(Available records):

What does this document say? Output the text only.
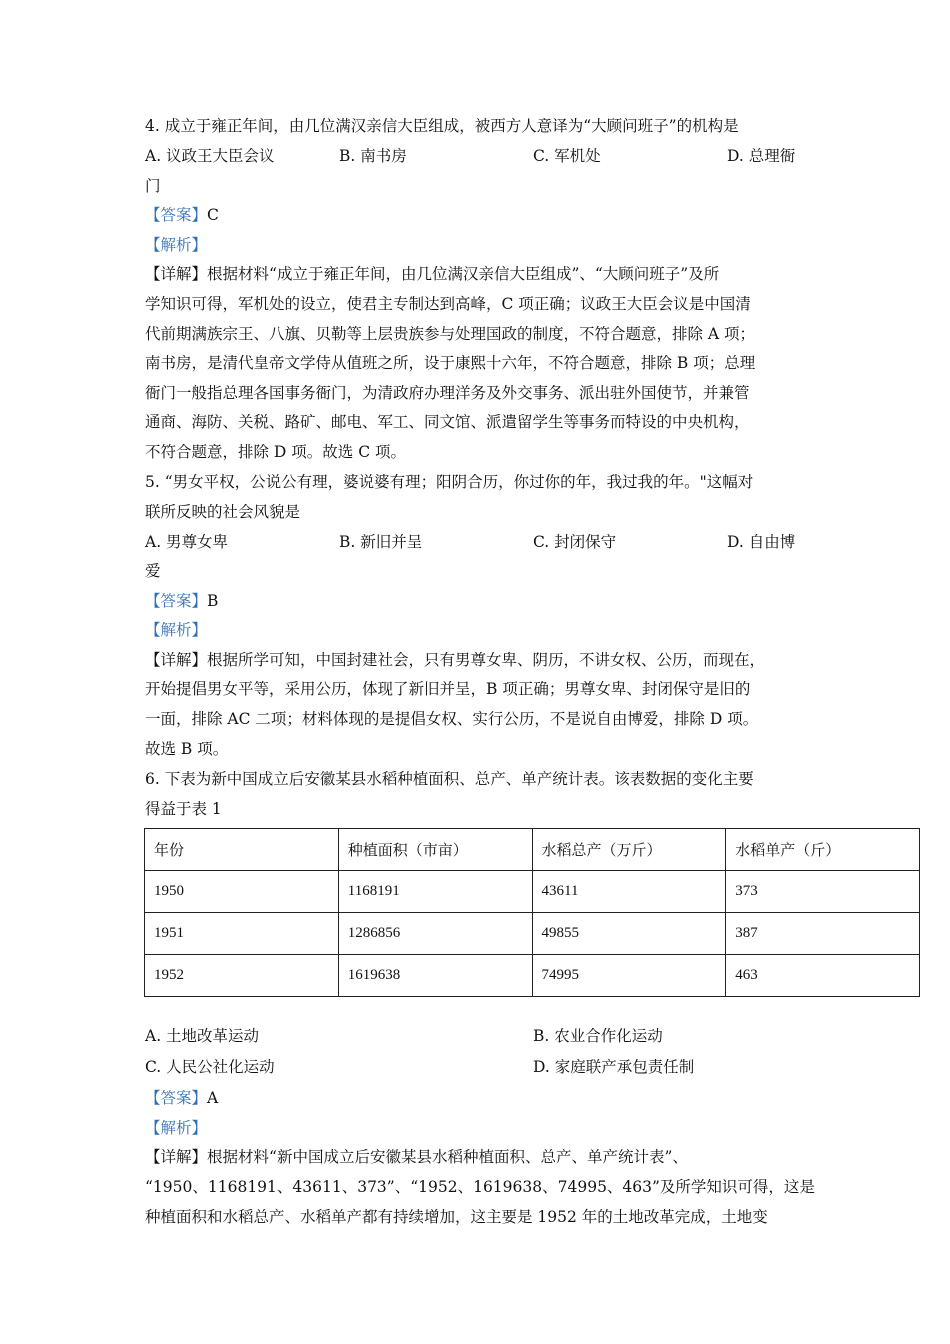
4. 成立于雍正年间，由几位满汉亲信大臣组成，被西方人意译为“大顾问班子”的机构是
A. 议政王大臣会议	B. 南书房	C. 军机处	D. 总理衙
门
【答案】C
【解析】
【详解】根据材料“成立于雍正年间，由几位满汉亲信大臣组成”、“大顾问班子”及所
学知识可得，军机处的设立，使君主专制达到高峰，C 项正确；议政王大臣会议是中国清
代前期满族宗王、八旗、贝勒等上层贵族参与处理国政的制度，不符合题意，排除 A 项；
南书房，是清代皇帝文学侍从值班之所，设于康熙十六年，不符合题意，排除 B 项；总理
衙门一般指总理各国事务衙门，为清政府办理洋务及外交事务、派出驻外国使节，并兼管
通商、海防、关税、路矿、邮电、军工、同文馆、派遣留学生等事务而特设的中央机构，
不符合题意，排除 D 项。故选 C 项。
5. “男女平权，公说公有理，婆说婆有理；阳阴合历，你过你的年，我过我的年。"这幅对
联所反映的社会风貌是
A. 男尊女卑	B. 新旧并呈	C. 封闭保守	D. 自由博
爱
【答案】B
【解析】
【详解】根据所学可知，中国封建社会，只有男尊女卑、阴历，不讲女权、公历，而现在，
开始提倡男女平等，采用公历，体现了新旧并呈，B 项正确；男尊女卑、封闭保守是旧的
一面，排除 AC 二项；材料体现的是提倡女权、实行公历，不是说自由博爱，排除 D 项。
故选 B 项。
6. 下表为新中国成立后安徽某县水稻种植面积、总产、单产统计表。该表数据的变化主要
得益于表 1
年份	种植面积（市亩）	水稻总产（万斤）	水稻单产（斤）
1950	1168191	43611	373
1951	1286856	49855	387
1952	1619638	74995	463
A. 土地改革运动	B. 农业合作化运动
C. 人民公社化运动	D. 家庭联产承包责任制
【答案】A
【解析】
【详解】根据材料“新中国成立后安徽某县水稻种植面积、总产、单产统计表”、
“1950、1168191、43611、373”、“1952、1619638、74995、463”及所学知识可得，这是
种植面积和水稻总产、水稻单产都有持续增加，这主要是 1952 年的土地改革完成，土地变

(Required task): Skip the pictures and transcribe the rest of the records exactly.

(Output of the task):
What does this document say? Output the text only.
4. 成立于雍正年间，由几位满汉亲信大臣组成，被西方人意译为“大顾问班子”的机构是
A. 议政王大臣会议	B. 南书房	C. 军机处	D. 总理衙
门
【答案】C
【解析】
【详解】根据材料“成立于雍正年间，由几位满汉亲信大臣组成”、“大顾问班子”及所
学知识可得，军机处的设立，使君主专制达到高峰，C 项正确；议政王大臣会议是中国清
代前期满族宗王、八旗、贝勒等上层贵族参与处理国政的制度，不符合题意，排除 A 项；
南书房，是清代皇帝文学侍从值班之所，设于康熙十六年，不符合题意，排除 B 项；总理
衙门一般指总理各国事务衙门，为清政府办理洋务及外交事务、派出驻外国使节，并兼管
通商、海防、关税、路矿、邮电、军工、同文馆、派遣留学生等事务而特设的中央机构，
不符合题意，排除 D 项。故选 C 项。
5. “男女平权，公说公有理，婆说婆有理；阳阴合历，你过你的年，我过我的年。"这幅对
联所反映的社会风貌是
A. 男尊女卑	B. 新旧并呈	C. 封闭保守	D. 自由博
爱
【答案】B
【解析】
【详解】根据所学可知，中国封建社会，只有男尊女卑、阴历，不讲女权、公历，而现在，
开始提倡男女平等，采用公历，体现了新旧并呈，B 项正确；男尊女卑、封闭保守是旧的
一面，排除 AC 二项；材料体现的是提倡女权、实行公历，不是说自由博爱，排除 D 项。
故选 B 项。
6. 下表为新中国成立后安徽某县水稻种植面积、总产、单产统计表。该表数据的变化主要
得益于表 1
年份	种植面积（市亩）	水稻总产（万斤）	水稻单产（斤）
1950	1168191	43611	373
1951	1286856	49855	387
1952	1619638	74995	463
A. 土地改革运动	B. 农业合作化运动
C. 人民公社化运动	D. 家庭联产承包责任制
【答案】A
【解析】
【详解】根据材料“新中国成立后安徽某县水稻种植面积、总产、单产统计表”、
“1950、1168191、43611、373”、“1952、1619638、74995、463”及所学知识可得，这是
种植面积和水稻总产、水稻单产都有持续增加，这主要是 1952 年的土地改革完成，土地变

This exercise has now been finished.